◆ DESCRIPTION OF THE TASK
Search the material below for the string "مالك" and extract each line that has it.

--- BEGIN ---

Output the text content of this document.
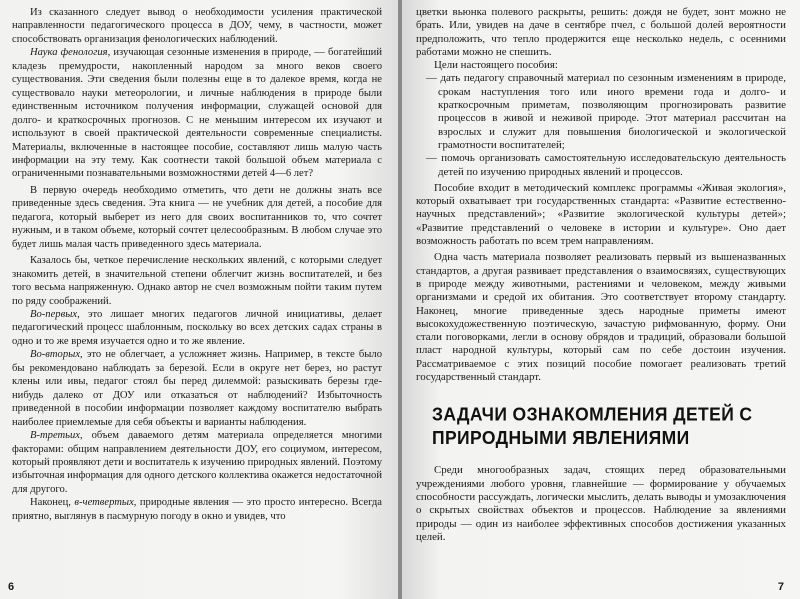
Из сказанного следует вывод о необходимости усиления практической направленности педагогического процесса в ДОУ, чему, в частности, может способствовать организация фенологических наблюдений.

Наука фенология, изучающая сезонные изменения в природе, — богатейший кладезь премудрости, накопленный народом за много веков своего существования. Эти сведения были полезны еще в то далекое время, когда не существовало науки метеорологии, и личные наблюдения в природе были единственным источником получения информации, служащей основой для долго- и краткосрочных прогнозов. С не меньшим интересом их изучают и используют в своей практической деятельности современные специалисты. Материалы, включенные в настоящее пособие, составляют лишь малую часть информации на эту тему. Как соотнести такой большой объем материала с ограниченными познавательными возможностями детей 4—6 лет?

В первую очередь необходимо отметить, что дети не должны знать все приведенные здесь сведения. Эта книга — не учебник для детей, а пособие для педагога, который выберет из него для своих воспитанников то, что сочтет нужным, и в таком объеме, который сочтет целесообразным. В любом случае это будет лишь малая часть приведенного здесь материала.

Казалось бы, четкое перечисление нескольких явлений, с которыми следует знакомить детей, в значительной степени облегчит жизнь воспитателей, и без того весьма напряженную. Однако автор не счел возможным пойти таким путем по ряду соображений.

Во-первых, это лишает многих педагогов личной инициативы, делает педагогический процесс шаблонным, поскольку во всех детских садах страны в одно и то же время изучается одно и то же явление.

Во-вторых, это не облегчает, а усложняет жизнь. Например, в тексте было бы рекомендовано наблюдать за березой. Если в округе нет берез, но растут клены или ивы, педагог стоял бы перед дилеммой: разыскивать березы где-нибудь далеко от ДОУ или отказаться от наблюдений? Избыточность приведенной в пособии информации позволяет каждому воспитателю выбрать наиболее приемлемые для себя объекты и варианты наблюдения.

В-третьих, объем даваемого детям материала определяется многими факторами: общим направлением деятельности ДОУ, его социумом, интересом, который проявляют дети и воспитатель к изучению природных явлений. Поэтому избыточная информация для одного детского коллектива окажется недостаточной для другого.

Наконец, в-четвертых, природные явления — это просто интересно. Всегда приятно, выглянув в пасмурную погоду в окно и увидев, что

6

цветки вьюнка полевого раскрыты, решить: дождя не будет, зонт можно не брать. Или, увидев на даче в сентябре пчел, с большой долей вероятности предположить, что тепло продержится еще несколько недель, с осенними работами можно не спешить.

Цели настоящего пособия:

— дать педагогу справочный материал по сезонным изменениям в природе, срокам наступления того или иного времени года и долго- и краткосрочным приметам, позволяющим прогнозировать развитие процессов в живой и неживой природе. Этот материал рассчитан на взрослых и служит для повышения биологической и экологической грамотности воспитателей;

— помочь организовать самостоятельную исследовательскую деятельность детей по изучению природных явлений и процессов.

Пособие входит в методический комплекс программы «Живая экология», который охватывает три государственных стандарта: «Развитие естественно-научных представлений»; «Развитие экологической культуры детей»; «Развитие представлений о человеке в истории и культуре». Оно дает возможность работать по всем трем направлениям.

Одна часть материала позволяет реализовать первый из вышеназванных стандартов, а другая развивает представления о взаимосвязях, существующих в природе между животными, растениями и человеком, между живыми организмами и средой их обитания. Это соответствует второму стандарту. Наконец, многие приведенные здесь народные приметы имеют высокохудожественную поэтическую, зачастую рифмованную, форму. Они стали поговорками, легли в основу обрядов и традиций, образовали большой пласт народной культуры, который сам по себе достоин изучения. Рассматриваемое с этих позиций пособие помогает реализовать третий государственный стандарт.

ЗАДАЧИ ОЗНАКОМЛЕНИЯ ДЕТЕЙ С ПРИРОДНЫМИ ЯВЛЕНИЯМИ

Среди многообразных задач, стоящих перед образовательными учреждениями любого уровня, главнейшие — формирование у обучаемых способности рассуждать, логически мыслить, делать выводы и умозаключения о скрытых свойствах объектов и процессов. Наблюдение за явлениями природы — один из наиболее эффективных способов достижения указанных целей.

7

--- END ---
--- BEGIN ---

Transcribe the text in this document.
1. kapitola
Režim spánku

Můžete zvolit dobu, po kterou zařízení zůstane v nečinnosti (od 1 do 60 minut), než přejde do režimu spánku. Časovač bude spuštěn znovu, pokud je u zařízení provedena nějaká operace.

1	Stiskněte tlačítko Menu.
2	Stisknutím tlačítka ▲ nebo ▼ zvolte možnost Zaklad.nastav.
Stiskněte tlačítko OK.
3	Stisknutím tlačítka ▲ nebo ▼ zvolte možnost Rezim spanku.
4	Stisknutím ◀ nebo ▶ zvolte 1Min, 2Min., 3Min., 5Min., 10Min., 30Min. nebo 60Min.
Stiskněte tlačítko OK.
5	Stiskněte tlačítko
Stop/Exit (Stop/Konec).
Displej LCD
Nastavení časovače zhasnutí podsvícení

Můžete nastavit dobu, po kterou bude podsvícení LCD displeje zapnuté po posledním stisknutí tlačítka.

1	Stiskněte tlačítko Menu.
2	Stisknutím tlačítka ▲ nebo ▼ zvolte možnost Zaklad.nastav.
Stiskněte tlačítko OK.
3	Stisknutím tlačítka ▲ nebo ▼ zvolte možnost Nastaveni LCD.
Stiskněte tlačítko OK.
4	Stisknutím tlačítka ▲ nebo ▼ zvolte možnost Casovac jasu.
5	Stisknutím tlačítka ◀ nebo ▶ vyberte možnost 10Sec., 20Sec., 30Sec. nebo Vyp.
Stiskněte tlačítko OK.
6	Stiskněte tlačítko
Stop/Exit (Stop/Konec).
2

--- END ---
--- BEGIN ---

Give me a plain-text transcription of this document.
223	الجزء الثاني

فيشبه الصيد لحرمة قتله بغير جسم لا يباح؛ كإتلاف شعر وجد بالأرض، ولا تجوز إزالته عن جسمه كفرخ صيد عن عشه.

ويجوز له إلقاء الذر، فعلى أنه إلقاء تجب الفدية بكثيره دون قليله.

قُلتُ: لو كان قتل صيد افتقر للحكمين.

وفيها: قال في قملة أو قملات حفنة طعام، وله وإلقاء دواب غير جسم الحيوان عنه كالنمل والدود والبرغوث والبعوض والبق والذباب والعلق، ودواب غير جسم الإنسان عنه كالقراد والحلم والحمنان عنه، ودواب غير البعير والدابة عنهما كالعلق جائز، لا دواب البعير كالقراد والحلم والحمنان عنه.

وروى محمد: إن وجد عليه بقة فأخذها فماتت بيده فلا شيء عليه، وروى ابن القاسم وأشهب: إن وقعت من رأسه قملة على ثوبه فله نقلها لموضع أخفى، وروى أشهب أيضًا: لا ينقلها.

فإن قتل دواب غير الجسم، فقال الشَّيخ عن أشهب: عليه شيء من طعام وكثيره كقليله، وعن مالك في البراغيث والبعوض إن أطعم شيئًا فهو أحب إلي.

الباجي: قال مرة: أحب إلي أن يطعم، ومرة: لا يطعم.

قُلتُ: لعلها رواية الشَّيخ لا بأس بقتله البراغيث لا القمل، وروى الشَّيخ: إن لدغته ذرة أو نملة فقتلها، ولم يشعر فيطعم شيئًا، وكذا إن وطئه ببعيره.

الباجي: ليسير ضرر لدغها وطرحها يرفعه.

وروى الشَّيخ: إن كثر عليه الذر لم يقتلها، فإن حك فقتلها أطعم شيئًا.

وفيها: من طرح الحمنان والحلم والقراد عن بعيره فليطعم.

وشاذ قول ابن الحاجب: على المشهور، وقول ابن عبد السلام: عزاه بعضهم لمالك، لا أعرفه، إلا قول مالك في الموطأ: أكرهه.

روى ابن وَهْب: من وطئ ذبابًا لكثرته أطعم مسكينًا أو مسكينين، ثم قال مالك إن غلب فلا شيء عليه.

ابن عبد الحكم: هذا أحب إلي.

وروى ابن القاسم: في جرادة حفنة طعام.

--- END ---

◆ ANSWER TO THIS EXERCISE
فإن قتل دواب غير الجسم، فقال الشَّيخ عن أشهب: عليه شيء من طعام وكثيره كقليله، وعن مالك في البراغيث والبعوض إن أطعم شيئًا فهو أحب إلي.
وشاذ قول ابن الحاجب: على المشهور، وقول ابن عبد السلام: عزاه بعضهم لمالك، لا أعرفه، إلا قول مالك في الموطأ: أكرهه.
روى ابن وَهْب: من وطئ ذبابًا لكثرته أطعم مسكينًا أو مسكينين، ثم قال مالك إن غلب فلا شيء عليه.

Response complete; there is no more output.